— WHAT NEEDS TO BE DONE —
Your task is to gather the lines below that hold the string "name".

======== ENTRIES SUPPLIED ========

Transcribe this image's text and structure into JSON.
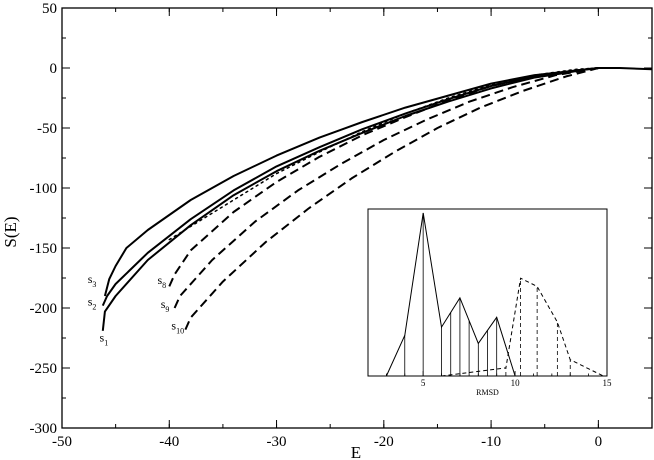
{
  "chart_data": {
    "type": "line",
    "xlabel": "E",
    "ylabel": "S(E)",
    "xlim": [
      -50,
      5
    ],
    "ylim": [
      -300,
      50
    ],
    "xticks": [
      -50,
      -40,
      -30,
      -20,
      -10,
      0
    ],
    "yticks": [
      -300,
      -250,
      -200,
      -150,
      -100,
      -50,
      0,
      50
    ],
    "grid": false,
    "legend": "none",
    "series": [
      {
        "name": "s1",
        "style": "solid",
        "x": [
          -46.2,
          -46.0,
          -45.0,
          -42.0,
          -38.0,
          -34.0,
          -30.0,
          -26.0,
          -22.0,
          -18.0,
          -14.0,
          -10.0,
          -6.0,
          -3.0,
          -1.0,
          0.0,
          2.0,
          5.0
        ],
        "y": [
          -219,
          -203,
          -190,
          -160,
          -131,
          -106,
          -86,
          -69,
          -54,
          -40,
          -28,
          -17,
          -8,
          -4,
          -1,
          0,
          0,
          -1
        ]
      },
      {
        "name": "s2",
        "style": "solid",
        "x": [
          -46.2,
          -45.8,
          -45.0,
          -42.0,
          -38.0,
          -34.0,
          -30.0,
          -26.0,
          -22.0,
          -18.0,
          -14.0,
          -10.0,
          -6.0,
          -2.0,
          0.0
        ],
        "y": [
          -198,
          -190,
          -180,
          -154,
          -126,
          -102,
          -82,
          -66,
          -51,
          -38,
          -26,
          -15,
          -7,
          -2,
          0
        ]
      },
      {
        "name": "s3",
        "style": "solid",
        "x": [
          -46.0,
          -45.6,
          -45.0,
          -44.0,
          -42.0,
          -38.0,
          -34.0,
          -30.0,
          -26.0,
          -22.0,
          -18.0,
          -14.0,
          -10.0,
          -6.0,
          -2.0,
          0.0
        ],
        "y": [
          -190,
          -176,
          -165,
          -150,
          -135,
          -110,
          -90,
          -73,
          -58,
          -45,
          -33,
          -23,
          -13,
          -6,
          -2,
          0
        ]
      },
      {
        "name": "",
        "style": "dotted",
        "x": [
          -40.0,
          -38.0,
          -34.0,
          -30.0,
          -26.0,
          -22.0,
          -18.0,
          -14.0,
          -10.0,
          -6.0,
          -2.0,
          0.0
        ],
        "y": [
          -143,
          -132,
          -110,
          -88,
          -70,
          -53,
          -38,
          -25,
          -14,
          -6,
          -1,
          0
        ]
      },
      {
        "name": "s8",
        "style": "dashed",
        "x": [
          -40.0,
          -39.5,
          -38.0,
          -34.0,
          -30.0,
          -26.0,
          -22.0,
          -18.0,
          -14.0,
          -10.0,
          -6.0,
          -2.0,
          0.0
        ],
        "y": [
          -182,
          -172,
          -152,
          -120,
          -95,
          -74,
          -56,
          -41,
          -27,
          -15,
          -7,
          -2,
          0
        ]
      },
      {
        "name": "s9",
        "style": "dashed",
        "x": [
          -39.5,
          -39.0,
          -36.0,
          -32.0,
          -28.0,
          -24.0,
          -20.0,
          -16.0,
          -12.0,
          -8.0,
          -4.0,
          0.0
        ],
        "y": [
          -200,
          -190,
          -160,
          -128,
          -102,
          -80,
          -60,
          -43,
          -28,
          -16,
          -6,
          0
        ]
      },
      {
        "name": "s10",
        "style": "dashed",
        "x": [
          -38.5,
          -38.0,
          -35.0,
          -31.0,
          -27.0,
          -23.0,
          -19.0,
          -15.0,
          -11.0,
          -7.0,
          -3.0,
          0.0
        ],
        "y": [
          -218,
          -208,
          -178,
          -145,
          -117,
          -92,
          -70,
          -50,
          -33,
          -19,
          -7,
          0
        ]
      }
    ],
    "curve_labels": [
      {
        "series": "s1",
        "base": "s",
        "sub": "1",
        "x": -46.5,
        "y": -228
      },
      {
        "series": "s2",
        "base": "s",
        "sub": "2",
        "x": -47.6,
        "y": -198
      },
      {
        "series": "s3",
        "base": "s",
        "sub": "3",
        "x": -47.6,
        "y": -179
      },
      {
        "series": "s8",
        "base": "s",
        "sub": "8",
        "x": -41.1,
        "y": -180
      },
      {
        "series": "s9",
        "base": "s",
        "sub": "9",
        "x": -40.8,
        "y": -200
      },
      {
        "series": "s10",
        "base": "s",
        "sub": "10",
        "x": -39.8,
        "y": -218
      }
    ],
    "inset": {
      "type": "histogram-polygon",
      "xlabel": "RMSD",
      "xlim": [
        2,
        15
      ],
      "ylim": [
        0,
        1
      ],
      "xticks": [
        5,
        10,
        15
      ],
      "series": [
        {
          "style": "solid",
          "x": [
            3.0,
            4.0,
            5.0,
            6.0,
            7.0,
            8.0,
            9.0,
            10.0
          ],
          "y": [
            0.0,
            0.25,
            1.0,
            0.3,
            0.48,
            0.2,
            0.36,
            0.0
          ],
          "drop_lines_x": [
            4.0,
            5.0,
            6.0,
            6.5,
            7.0,
            7.5,
            8.0,
            8.5,
            9.0
          ]
        },
        {
          "style": "dashed",
          "x": [
            6.0,
            9.5,
            10.3,
            11.2,
            12.3,
            13.0,
            14.8
          ],
          "y": [
            0.0,
            0.05,
            0.6,
            0.55,
            0.33,
            0.1,
            0.0
          ],
          "drop_lines_x": [
            9.5,
            10.3,
            11.2,
            12.3,
            13.0
          ]
        }
      ]
    }
  }
}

========

— OUTPUT OF THE TASK —
        "name": "s1",
        "name": "s2",
        "name": "s3",
        "name": "",
        "name": "s8",
        "name": "s9",
        "name": "s10",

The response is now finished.